Problem statement
Can you transcribe every entry word for word, skipping the images?

(Dataset excerpt)
------------------------------

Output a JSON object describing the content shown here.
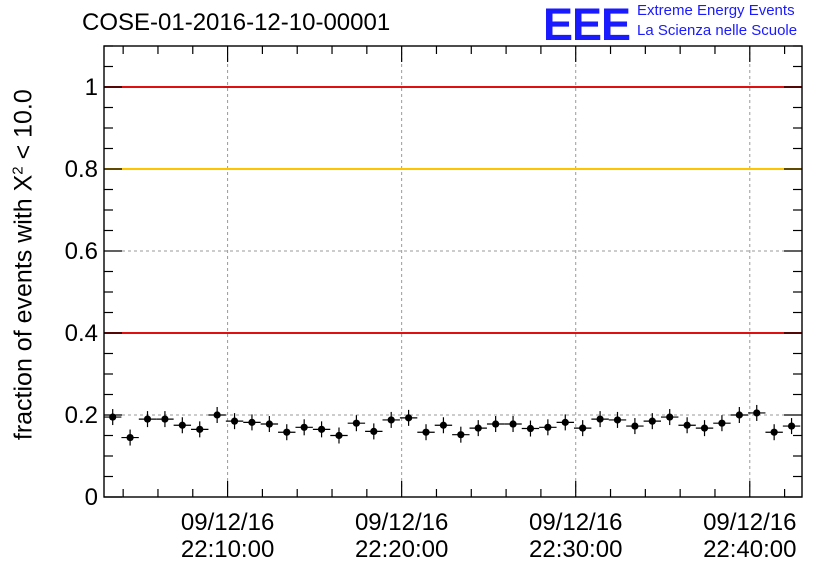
{
  "chart_data": {
    "type": "scatter",
    "title": "COSE-01-2016-12-10-00001",
    "ylabel_prefix": "fraction of events with X",
    "ylabel_sup": "2",
    "ylabel_suffix": " < 10.0",
    "xlabel": "",
    "ylim": [
      0,
      1.1
    ],
    "y_ticks": [
      {
        "value": 0,
        "label": "0"
      },
      {
        "value": 0.2,
        "label": "0.2"
      },
      {
        "value": 0.4,
        "label": "0.4"
      },
      {
        "value": 0.6,
        "label": "0.6"
      },
      {
        "value": 0.8,
        "label": "0.8"
      },
      {
        "value": 1,
        "label": "1"
      }
    ],
    "x_range_minutes": [
      2.9,
      43.0
    ],
    "x_ticks": [
      {
        "minute": 10,
        "date": "09/12/16",
        "time": "22:10:00"
      },
      {
        "minute": 20,
        "date": "09/12/16",
        "time": "22:20:00"
      },
      {
        "minute": 30,
        "date": "09/12/16",
        "time": "22:30:00"
      },
      {
        "minute": 40,
        "date": "09/12/16",
        "time": "22:40:00"
      }
    ],
    "reference_lines": [
      {
        "y": 1.0,
        "color": "#e01010"
      },
      {
        "y": 0.8,
        "color": "#ffc400"
      },
      {
        "y": 0.4,
        "color": "#e01010"
      }
    ],
    "grid": true,
    "x_bin_width_minutes": 1.0,
    "series": [
      {
        "color": "#000000",
        "x": [
          3.4,
          4.4,
          5.4,
          6.4,
          7.4,
          8.4,
          9.4,
          10.4,
          11.4,
          12.4,
          13.4,
          14.4,
          15.4,
          16.4,
          17.4,
          18.4,
          19.4,
          20.4,
          21.4,
          22.4,
          23.4,
          24.4,
          25.4,
          26.4,
          27.4,
          28.4,
          29.4,
          30.4,
          31.4,
          32.4,
          33.4,
          34.4,
          35.4,
          36.4,
          37.4,
          38.4,
          39.4,
          40.4,
          41.4,
          42.4
        ],
        "y": [
          0.195,
          0.145,
          0.19,
          0.19,
          0.175,
          0.165,
          0.2,
          0.185,
          0.182,
          0.178,
          0.158,
          0.17,
          0.165,
          0.15,
          0.18,
          0.16,
          0.188,
          0.193,
          0.158,
          0.175,
          0.152,
          0.168,
          0.178,
          0.178,
          0.167,
          0.17,
          0.182,
          0.168,
          0.19,
          0.188,
          0.173,
          0.185,
          0.195,
          0.175,
          0.168,
          0.18,
          0.2,
          0.205,
          0.158,
          0.173
        ]
      }
    ]
  },
  "logo": {
    "mark": "EEE",
    "line1": "Extreme Energy Events",
    "line2": "La Scienza nelle Scuole"
  }
}
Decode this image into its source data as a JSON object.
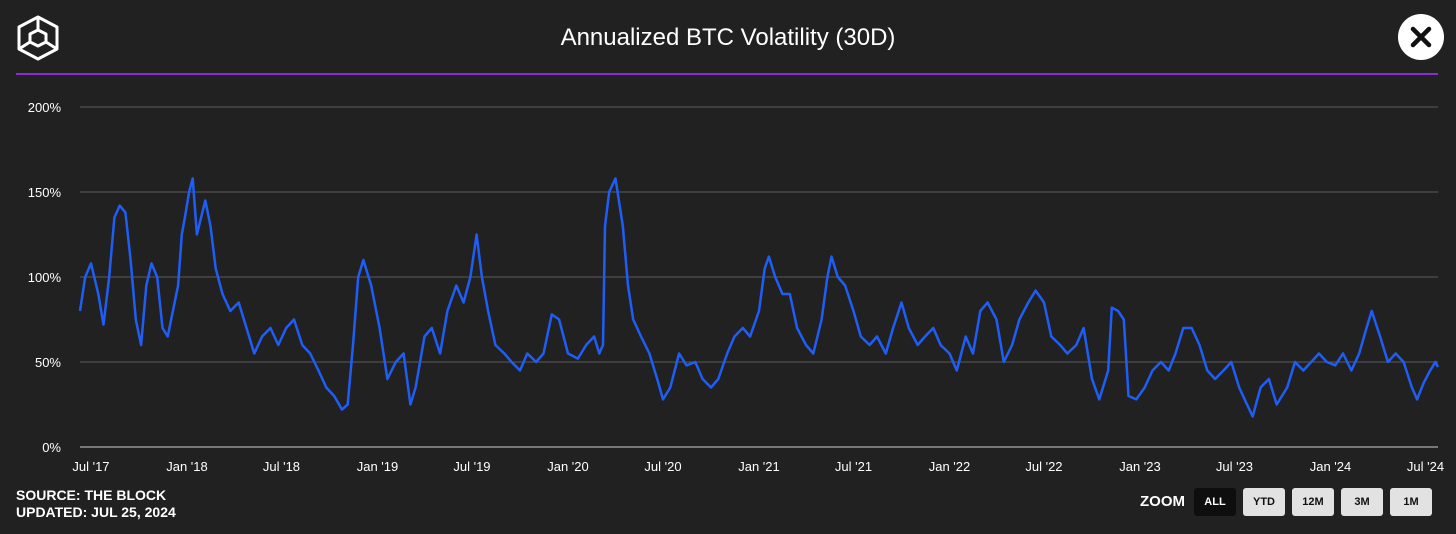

------------------------------

Output
Output a JSON object describing the content shown here.
{
  "chart_data": {
    "type": "scatter",
    "title": "COSE-01-2016-12-10-00001",
    "ylabel_prefix": "fraction of events with X",
    "ylabel_sup": "2",
    "ylabel_suffix": " < 10.0",
    "xlabel": "",
    "ylim": [
      0,
      1.1
    ],
    "y_ticks": [
      {
        "value": 0,
        "label": "0"
      },
      {
        "value": 0.2,
        "label": "0.2"
      },
      {
        "value": 0.4,
        "label": "0.4"
      },
      {
        "value": 0.6,
        "label": "0.6"
      },
      {
        "value": 0.8,
        "label": "0.8"
      },
      {
        "value": 1,
        "label": "1"
      }
    ],
    "x_range_minutes": [
      2.9,
      43.0
    ],
    "x_ticks": [
      {
        "minute": 10,
        "date": "09/12/16",
        "time": "22:10:00"
      },
      {
        "minute": 20,
        "date": "09/12/16",
        "time": "22:20:00"
      },
      {
        "minute": 30,
        "date": "09/12/16",
        "time": "22:30:00"
      },
      {
        "minute": 40,
        "date": "09/12/16",
        "time": "22:40:00"
      }
    ],
    "reference_lines": [
      {
        "y": 1.0,
        "color": "#e01010"
      },
      {
        "y": 0.8,
        "color": "#ffc400"
      },
      {
        "y": 0.4,
        "color": "#e01010"
      }
    ],
    "grid": true,
    "x_bin_width_minutes": 1.0,
    "series": [
      {
        "color": "#000000",
        "x": [
          3.4,
          4.4,
          5.4,
          6.4,
          7.4,
          8.4,
          9.4,
          10.4,
          11.4,
          12.4,
          13.4,
          14.4,
          15.4,
          16.4,
          17.4,
          18.4,
          19.4,
          20.4,
          21.4,
          22.4,
          23.4,
          24.4,
          25.4,
          26.4,
          27.4,
          28.4,
          29.4,
          30.4,
          31.4,
          32.4,
          33.4,
          34.4,
          35.4,
          36.4,
          37.4,
          38.4,
          39.4,
          40.4,
          41.4,
          42.4
        ],
        "y": [
          0.195,
          0.145,
          0.19,
          0.19,
          0.175,
          0.165,
          0.2,
          0.185,
          0.182,
          0.178,
          0.158,
          0.17,
          0.165,
          0.15,
          0.18,
          0.16,
          0.188,
          0.193,
          0.158,
          0.175,
          0.152,
          0.168,
          0.178,
          0.178,
          0.167,
          0.17,
          0.182,
          0.168,
          0.19,
          0.188,
          0.173,
          0.185,
          0.195,
          0.175,
          0.168,
          0.18,
          0.2,
          0.205,
          0.158,
          0.173
        ]
      }
    ]
  },
  "logo": {
    "mark": "EEE",
    "line1": "Extreme Energy Events",
    "line2": "La Scienza nelle Scuole"
  }
}
Decode this image into its source data as a JSON object.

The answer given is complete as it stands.